Could every line of the data be printed exactly as it reads?

-------- Data supplied --------

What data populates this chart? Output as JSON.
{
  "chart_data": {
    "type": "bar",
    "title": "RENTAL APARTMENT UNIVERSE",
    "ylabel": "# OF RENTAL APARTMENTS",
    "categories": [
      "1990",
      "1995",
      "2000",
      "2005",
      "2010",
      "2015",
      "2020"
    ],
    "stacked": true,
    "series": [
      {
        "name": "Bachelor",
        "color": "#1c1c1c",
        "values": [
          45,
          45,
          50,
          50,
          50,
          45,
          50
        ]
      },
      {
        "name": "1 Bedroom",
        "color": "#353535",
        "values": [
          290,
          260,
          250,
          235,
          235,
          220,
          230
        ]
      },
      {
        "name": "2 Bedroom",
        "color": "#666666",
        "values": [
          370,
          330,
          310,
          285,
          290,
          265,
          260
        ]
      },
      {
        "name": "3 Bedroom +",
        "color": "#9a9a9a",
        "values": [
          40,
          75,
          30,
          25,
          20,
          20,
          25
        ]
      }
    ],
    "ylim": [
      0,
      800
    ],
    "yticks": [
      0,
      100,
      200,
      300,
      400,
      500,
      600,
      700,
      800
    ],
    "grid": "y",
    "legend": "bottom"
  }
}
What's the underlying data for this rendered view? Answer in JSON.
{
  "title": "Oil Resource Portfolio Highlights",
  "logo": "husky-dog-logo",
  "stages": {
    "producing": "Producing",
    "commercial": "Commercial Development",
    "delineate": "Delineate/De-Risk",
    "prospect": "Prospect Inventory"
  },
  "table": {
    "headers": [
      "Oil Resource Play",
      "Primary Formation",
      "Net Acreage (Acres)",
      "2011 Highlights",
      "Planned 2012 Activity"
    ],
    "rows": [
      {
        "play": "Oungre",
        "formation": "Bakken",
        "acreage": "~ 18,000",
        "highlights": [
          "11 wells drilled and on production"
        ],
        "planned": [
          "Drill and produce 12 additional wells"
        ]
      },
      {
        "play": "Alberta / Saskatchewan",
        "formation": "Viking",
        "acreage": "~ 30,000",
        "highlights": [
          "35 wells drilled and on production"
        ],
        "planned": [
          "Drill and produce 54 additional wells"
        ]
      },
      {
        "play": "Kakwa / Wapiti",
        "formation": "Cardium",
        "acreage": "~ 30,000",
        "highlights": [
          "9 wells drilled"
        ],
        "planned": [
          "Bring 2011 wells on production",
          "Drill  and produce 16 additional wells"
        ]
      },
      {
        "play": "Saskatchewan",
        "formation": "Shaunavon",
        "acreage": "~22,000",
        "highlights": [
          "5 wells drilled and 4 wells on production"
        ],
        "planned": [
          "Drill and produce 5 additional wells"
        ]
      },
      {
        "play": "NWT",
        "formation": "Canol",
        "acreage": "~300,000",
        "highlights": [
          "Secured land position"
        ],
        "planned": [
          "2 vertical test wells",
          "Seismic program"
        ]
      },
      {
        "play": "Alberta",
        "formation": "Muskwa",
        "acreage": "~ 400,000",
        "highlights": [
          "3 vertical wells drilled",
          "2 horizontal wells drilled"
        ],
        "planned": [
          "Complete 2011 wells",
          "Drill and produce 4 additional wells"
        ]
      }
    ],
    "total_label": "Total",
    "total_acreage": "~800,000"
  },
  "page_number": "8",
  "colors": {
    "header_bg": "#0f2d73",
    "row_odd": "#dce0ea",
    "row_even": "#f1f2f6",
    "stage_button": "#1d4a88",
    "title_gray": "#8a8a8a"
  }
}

--------

Correct result =
What data populates this chart? Output as JSON.
{
  "chart_data": {
    "type": "bar",
    "title": "RENTAL APARTMENT UNIVERSE",
    "ylabel": "# OF RENTAL APARTMENTS",
    "categories": [
      "1990",
      "1995",
      "2000",
      "2005",
      "2010",
      "2015",
      "2020"
    ],
    "stacked": true,
    "series": [
      {
        "name": "Bachelor",
        "color": "#1c1c1c",
        "values": [
          45,
          45,
          50,
          50,
          50,
          45,
          50
        ]
      },
      {
        "name": "1 Bedroom",
        "color": "#353535",
        "values": [
          290,
          260,
          250,
          235,
          235,
          220,
          230
        ]
      },
      {
        "name": "2 Bedroom",
        "color": "#666666",
        "values": [
          370,
          330,
          310,
          285,
          290,
          265,
          260
        ]
      },
      {
        "name": "3 Bedroom +",
        "color": "#9a9a9a",
        "values": [
          40,
          75,
          30,
          25,
          20,
          20,
          25
        ]
      }
    ],
    "ylim": [
      0,
      800
    ],
    "yticks": [
      0,
      100,
      200,
      300,
      400,
      500,
      600,
      700,
      800
    ],
    "grid": "y",
    "legend": "bottom"
  }
}
What's the underlying data for this rendered view? Answer in JSON.
{
  "title": "Oil Resource Portfolio Highlights",
  "logo": "husky-dog-logo",
  "stages": {
    "producing": "Producing",
    "commercial": "Commercial Development",
    "delineate": "Delineate/De-Risk",
    "prospect": "Prospect Inventory"
  },
  "table": {
    "headers": [
      "Oil Resource Play",
      "Primary Formation",
      "Net Acreage (Acres)",
      "2011 Highlights",
      "Planned 2012 Activity"
    ],
    "rows": [
      {
        "play": "Oungre",
        "formation": "Bakken",
        "acreage": "~ 18,000",
        "highlights": [
          "11 wells drilled and on production"
        ],
        "planned": [
          "Drill and produce 12 additional wells"
        ]
      },
      {
        "play": "Alberta / Saskatchewan",
        "formation": "Viking",
        "acreage": "~ 30,000",
        "highlights": [
          "35 wells drilled and on production"
        ],
        "planned": [
          "Drill and produce 54 additional wells"
        ]
      },
      {
        "play": "Kakwa / Wapiti",
        "formation": "Cardium",
        "acreage": "~ 30,000",
        "highlights": [
          "9 wells drilled"
        ],
        "planned": [
          "Bring 2011 wells on production",
          "Drill  and produce 16 additional wells"
        ]
      },
      {
        "play": "Saskatchewan",
        "formation": "Shaunavon",
        "acreage": "~22,000",
        "highlights": [
          "5 wells drilled and 4 wells on production"
        ],
        "planned": [
          "Drill and produce 5 additional wells"
        ]
      },
      {
        "play": "NWT",
        "formation": "Canol",
        "acreage": "~300,000",
        "highlights": [
          "Secured land position"
        ],
        "planned": [
          "2 vertical test wells",
          "Seismic program"
        ]
      },
      {
        "play": "Alberta",
        "formation": "Muskwa",
        "acreage": "~ 400,000",
        "highlights": [
          "3 vertical wells drilled",
          "2 horizontal wells drilled"
        ],
        "planned": [
          "Complete 2011 wells",
          "Drill and produce 4 additional wells"
        ]
      }
    ],
    "total_label": "Total",
    "total_acreage": "~800,000"
  },
  "page_number": "8",
  "colors": {
    "header_bg": "#0f2d73",
    "row_odd": "#dce0ea",
    "row_even": "#f1f2f6",
    "stage_button": "#1d4a88",
    "title_gray": "#8a8a8a"
  }
}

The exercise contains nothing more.